◆ AIM:
Every entry that follows should be reproduced exactly.

◆ RECORDS PROVIDED:
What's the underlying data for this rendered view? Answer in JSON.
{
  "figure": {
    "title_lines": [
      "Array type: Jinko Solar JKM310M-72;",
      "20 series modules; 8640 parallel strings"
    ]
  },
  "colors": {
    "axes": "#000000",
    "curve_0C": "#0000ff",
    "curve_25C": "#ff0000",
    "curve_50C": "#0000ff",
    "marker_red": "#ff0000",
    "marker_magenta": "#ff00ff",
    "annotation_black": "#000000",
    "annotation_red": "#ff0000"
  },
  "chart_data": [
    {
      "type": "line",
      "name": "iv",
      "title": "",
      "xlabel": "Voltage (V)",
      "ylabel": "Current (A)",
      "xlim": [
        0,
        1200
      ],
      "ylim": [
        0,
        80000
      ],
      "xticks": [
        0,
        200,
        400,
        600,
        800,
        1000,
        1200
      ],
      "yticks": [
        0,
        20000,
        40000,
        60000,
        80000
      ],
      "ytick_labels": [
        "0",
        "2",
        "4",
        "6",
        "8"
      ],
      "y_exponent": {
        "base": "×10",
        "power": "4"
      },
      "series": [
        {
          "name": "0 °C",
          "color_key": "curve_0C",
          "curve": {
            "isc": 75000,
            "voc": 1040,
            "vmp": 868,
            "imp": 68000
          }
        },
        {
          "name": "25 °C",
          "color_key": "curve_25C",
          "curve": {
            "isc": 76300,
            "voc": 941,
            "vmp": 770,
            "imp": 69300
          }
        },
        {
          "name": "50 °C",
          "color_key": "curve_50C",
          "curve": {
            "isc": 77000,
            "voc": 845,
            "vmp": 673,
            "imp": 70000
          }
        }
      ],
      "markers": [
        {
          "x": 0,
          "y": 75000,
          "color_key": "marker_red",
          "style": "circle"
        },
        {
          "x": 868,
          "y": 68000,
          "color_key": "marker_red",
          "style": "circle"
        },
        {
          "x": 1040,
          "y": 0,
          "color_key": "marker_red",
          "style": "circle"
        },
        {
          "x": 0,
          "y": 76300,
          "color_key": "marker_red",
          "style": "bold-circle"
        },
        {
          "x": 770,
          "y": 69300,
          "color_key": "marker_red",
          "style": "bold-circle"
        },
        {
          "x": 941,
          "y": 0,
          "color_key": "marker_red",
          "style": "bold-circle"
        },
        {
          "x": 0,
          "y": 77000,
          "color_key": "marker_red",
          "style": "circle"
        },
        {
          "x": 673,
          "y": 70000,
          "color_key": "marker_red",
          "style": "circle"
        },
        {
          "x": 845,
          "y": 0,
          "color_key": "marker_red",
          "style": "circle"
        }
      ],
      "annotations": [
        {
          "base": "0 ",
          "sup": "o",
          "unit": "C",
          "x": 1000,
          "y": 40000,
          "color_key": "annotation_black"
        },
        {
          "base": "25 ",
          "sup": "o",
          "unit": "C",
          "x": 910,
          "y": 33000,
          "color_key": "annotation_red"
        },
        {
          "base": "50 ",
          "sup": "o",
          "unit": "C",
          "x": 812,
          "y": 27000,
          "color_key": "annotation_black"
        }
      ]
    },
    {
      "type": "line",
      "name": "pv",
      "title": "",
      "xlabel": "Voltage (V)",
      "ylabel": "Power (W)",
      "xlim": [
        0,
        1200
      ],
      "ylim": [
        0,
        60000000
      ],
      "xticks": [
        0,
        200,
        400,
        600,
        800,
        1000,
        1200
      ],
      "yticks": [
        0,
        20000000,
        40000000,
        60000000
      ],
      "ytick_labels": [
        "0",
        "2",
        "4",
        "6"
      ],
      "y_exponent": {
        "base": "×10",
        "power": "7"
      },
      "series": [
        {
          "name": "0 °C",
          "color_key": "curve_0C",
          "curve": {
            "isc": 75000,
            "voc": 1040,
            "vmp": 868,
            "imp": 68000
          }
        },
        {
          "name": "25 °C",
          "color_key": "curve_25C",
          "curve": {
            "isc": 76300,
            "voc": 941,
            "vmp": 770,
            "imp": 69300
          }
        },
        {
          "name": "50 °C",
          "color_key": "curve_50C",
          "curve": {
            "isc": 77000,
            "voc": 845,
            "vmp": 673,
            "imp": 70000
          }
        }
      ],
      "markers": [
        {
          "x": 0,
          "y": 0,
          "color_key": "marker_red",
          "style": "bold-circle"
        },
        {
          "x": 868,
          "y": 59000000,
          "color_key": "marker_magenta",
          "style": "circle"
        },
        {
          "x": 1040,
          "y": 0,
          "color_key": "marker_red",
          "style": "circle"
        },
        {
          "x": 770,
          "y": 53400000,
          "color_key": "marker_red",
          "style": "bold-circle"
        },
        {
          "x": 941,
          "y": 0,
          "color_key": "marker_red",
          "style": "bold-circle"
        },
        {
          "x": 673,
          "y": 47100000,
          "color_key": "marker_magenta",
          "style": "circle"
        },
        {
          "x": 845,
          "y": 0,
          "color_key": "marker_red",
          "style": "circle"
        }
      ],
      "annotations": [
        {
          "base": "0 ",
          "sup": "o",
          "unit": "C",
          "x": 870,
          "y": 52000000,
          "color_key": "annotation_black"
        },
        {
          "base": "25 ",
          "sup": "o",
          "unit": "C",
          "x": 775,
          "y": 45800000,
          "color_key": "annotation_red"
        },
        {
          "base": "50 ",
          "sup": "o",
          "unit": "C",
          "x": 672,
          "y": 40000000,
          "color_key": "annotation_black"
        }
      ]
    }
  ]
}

◆ TASK OUTPUT:
What's the underlying data for this rendered view? Answer in JSON.
{
  "figure": {
    "title_lines": [
      "Array type: Jinko Solar JKM310M-72;",
      "20 series modules; 8640 parallel strings"
    ]
  },
  "colors": {
    "axes": "#000000",
    "curve_0C": "#0000ff",
    "curve_25C": "#ff0000",
    "curve_50C": "#0000ff",
    "marker_red": "#ff0000",
    "marker_magenta": "#ff00ff",
    "annotation_black": "#000000",
    "annotation_red": "#ff0000"
  },
  "chart_data": [
    {
      "type": "line",
      "name": "iv",
      "title": "",
      "xlabel": "Voltage (V)",
      "ylabel": "Current (A)",
      "xlim": [
        0,
        1200
      ],
      "ylim": [
        0,
        80000
      ],
      "xticks": [
        0,
        200,
        400,
        600,
        800,
        1000,
        1200
      ],
      "yticks": [
        0,
        20000,
        40000,
        60000,
        80000
      ],
      "ytick_labels": [
        "0",
        "2",
        "4",
        "6",
        "8"
      ],
      "y_exponent": {
        "base": "×10",
        "power": "4"
      },
      "series": [
        {
          "name": "0 °C",
          "color_key": "curve_0C",
          "curve": {
            "isc": 75000,
            "voc": 1040,
            "vmp": 868,
            "imp": 68000
          }
        },
        {
          "name": "25 °C",
          "color_key": "curve_25C",
          "curve": {
            "isc": 76300,
            "voc": 941,
            "vmp": 770,
            "imp": 69300
          }
        },
        {
          "name": "50 °C",
          "color_key": "curve_50C",
          "curve": {
            "isc": 77000,
            "voc": 845,
            "vmp": 673,
            "imp": 70000
          }
        }
      ],
      "markers": [
        {
          "x": 0,
          "y": 75000,
          "color_key": "marker_red",
          "style": "circle"
        },
        {
          "x": 868,
          "y": 68000,
          "color_key": "marker_red",
          "style": "circle"
        },
        {
          "x": 1040,
          "y": 0,
          "color_key": "marker_red",
          "style": "circle"
        },
        {
          "x": 0,
          "y": 76300,
          "color_key": "marker_red",
          "style": "bold-circle"
        },
        {
          "x": 770,
          "y": 69300,
          "color_key": "marker_red",
          "style": "bold-circle"
        },
        {
          "x": 941,
          "y": 0,
          "color_key": "marker_red",
          "style": "bold-circle"
        },
        {
          "x": 0,
          "y": 77000,
          "color_key": "marker_red",
          "style": "circle"
        },
        {
          "x": 673,
          "y": 70000,
          "color_key": "marker_red",
          "style": "circle"
        },
        {
          "x": 845,
          "y": 0,
          "color_key": "marker_red",
          "style": "circle"
        }
      ],
      "annotations": [
        {
          "base": "0 ",
          "sup": "o",
          "unit": "C",
          "x": 1000,
          "y": 40000,
          "color_key": "annotation_black"
        },
        {
          "base": "25 ",
          "sup": "o",
          "unit": "C",
          "x": 910,
          "y": 33000,
          "color_key": "annotation_red"
        },
        {
          "base": "50 ",
          "sup": "o",
          "unit": "C",
          "x": 812,
          "y": 27000,
          "color_key": "annotation_black"
        }
      ]
    },
    {
      "type": "line",
      "name": "pv",
      "title": "",
      "xlabel": "Voltage (V)",
      "ylabel": "Power (W)",
      "xlim": [
        0,
        1200
      ],
      "ylim": [
        0,
        60000000
      ],
      "xticks": [
        0,
        200,
        400,
        600,
        800,
        1000,
        1200
      ],
      "yticks": [
        0,
        20000000,
        40000000,
        60000000
      ],
      "ytick_labels": [
        "0",
        "2",
        "4",
        "6"
      ],
      "y_exponent": {
        "base": "×10",
        "power": "7"
      },
      "series": [
        {
          "name": "0 °C",
          "color_key": "curve_0C",
          "curve": {
            "isc": 75000,
            "voc": 1040,
            "vmp": 868,
            "imp": 68000
          }
        },
        {
          "name": "25 °C",
          "color_key": "curve_25C",
          "curve": {
            "isc": 76300,
            "voc": 941,
            "vmp": 770,
            "imp": 69300
          }
        },
        {
          "name": "50 °C",
          "color_key": "curve_50C",
          "curve": {
            "isc": 77000,
            "voc": 845,
            "vmp": 673,
            "imp": 70000
          }
        }
      ],
      "markers": [
        {
          "x": 0,
          "y": 0,
          "color_key": "marker_red",
          "style": "bold-circle"
        },
        {
          "x": 868,
          "y": 59000000,
          "color_key": "marker_magenta",
          "style": "circle"
        },
        {
          "x": 1040,
          "y": 0,
          "color_key": "marker_red",
          "style": "circle"
        },
        {
          "x": 770,
          "y": 53400000,
          "color_key": "marker_red",
          "style": "bold-circle"
        },
        {
          "x": 941,
          "y": 0,
          "color_key": "marker_red",
          "style": "bold-circle"
        },
        {
          "x": 673,
          "y": 47100000,
          "color_key": "marker_magenta",
          "style": "circle"
        },
        {
          "x": 845,
          "y": 0,
          "color_key": "marker_red",
          "style": "circle"
        }
      ],
      "annotations": [
        {
          "base": "0 ",
          "sup": "o",
          "unit": "C",
          "x": 870,
          "y": 52000000,
          "color_key": "annotation_black"
        },
        {
          "base": "25 ",
          "sup": "o",
          "unit": "C",
          "x": 775,
          "y": 45800000,
          "color_key": "annotation_red"
        },
        {
          "base": "50 ",
          "sup": "o",
          "unit": "C",
          "x": 672,
          "y": 40000000,
          "color_key": "annotation_black"
        }
      ]
    }
  ]
}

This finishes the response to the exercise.